Tarefas:
1. Explique, em no máximo três frases, o motivo pelo qual o texto fornecido considera que estender o alcance da Lei a todos os membros da família será uma vitória.
2. Indique se cada afirmação abaixo está de acordo com o texto fornecido, respondendo sim ou não e citando literalmente as palavras do texto que decidem a questão. (a) A violência sofrida pela mulher é descrita como milenar. (b) Defende-se que a proteção da Lei Maria da Penha permaneça restrita às mulheres. (c) O feminicídio é apresentado como o ápice da violência contra a mulher.

Texto fornecido:
•••••

Não obstante, é possível nomear uma grande variedade de tipos de violência, tais como: de gênero, doméstica, intrafamiliar, sexual, violência física e a psicológica. A Violência sofrida pela mulher é milenar e atualmente lutamos todos contra o feminicídio, seu ápice. Mas não só ela pode ser vítima de violência, e sim todo ser humano. E se sofre, é passível de tutela pelo estado, como de fato é. Por essa razão pensamos que a ampliação de seu alcance para todos os membros da família será uma vitória inenarrável da Lei e de toda a sociedade. Será uma vitória da defesa da pessoa humana, do ser humano.

Defendemos que a proteção trazida com a Lei Maria da Penha (Lei nº 11.340/06) (BRASIL, 2010) à mulher pode ser ampliada a toda entidade familiar, a toda pessoa humana vítima de violência doméstica, independentemente de quem pratica ou sofra a violência, devendo alcançar e proteger todos os membros desse instituto, seja a vítima mulher, LGBT+ ou mesmo homens. Todos, sem exceção, devem ter seus direitos tutelados.

•••••

Material de origem:
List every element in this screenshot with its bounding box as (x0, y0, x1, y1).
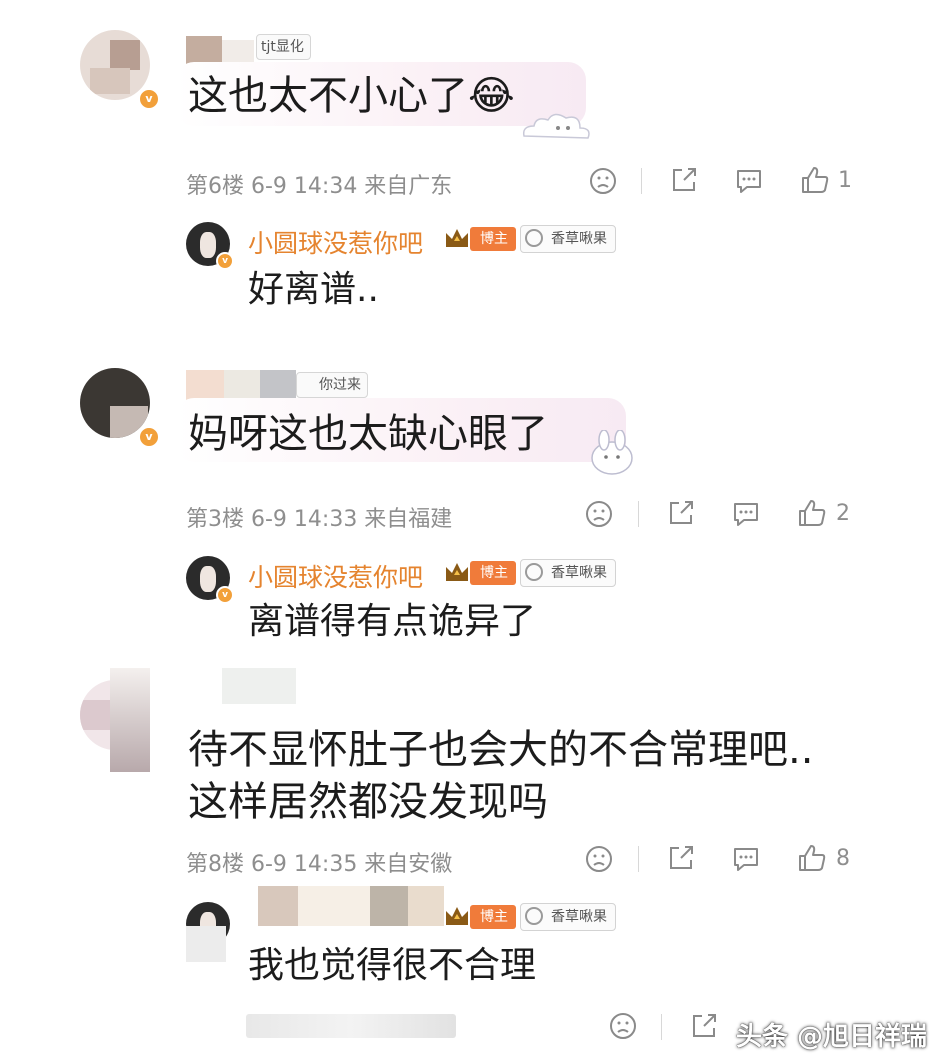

•••••

Respostas por tarefa:
1. O texto afirma que não apenas a mulher pode ser vítima de violência, mas todo ser humano. Quem sofre violência é passível de tutela pelo Estado, como de fato é. Por essa razão, a ampliação do alcance da Lei a todos os membros da família seria uma vitória da Lei, da sociedade e da defesa da pessoa humana.

2.
(a) Sim: "A Violência sofrida pela mulher é milenar".
(b) Não: "pode ser ampliada a toda entidade familiar".
(c) Sim: "atualmente lutamos todos contra o feminicídio, seu ápice".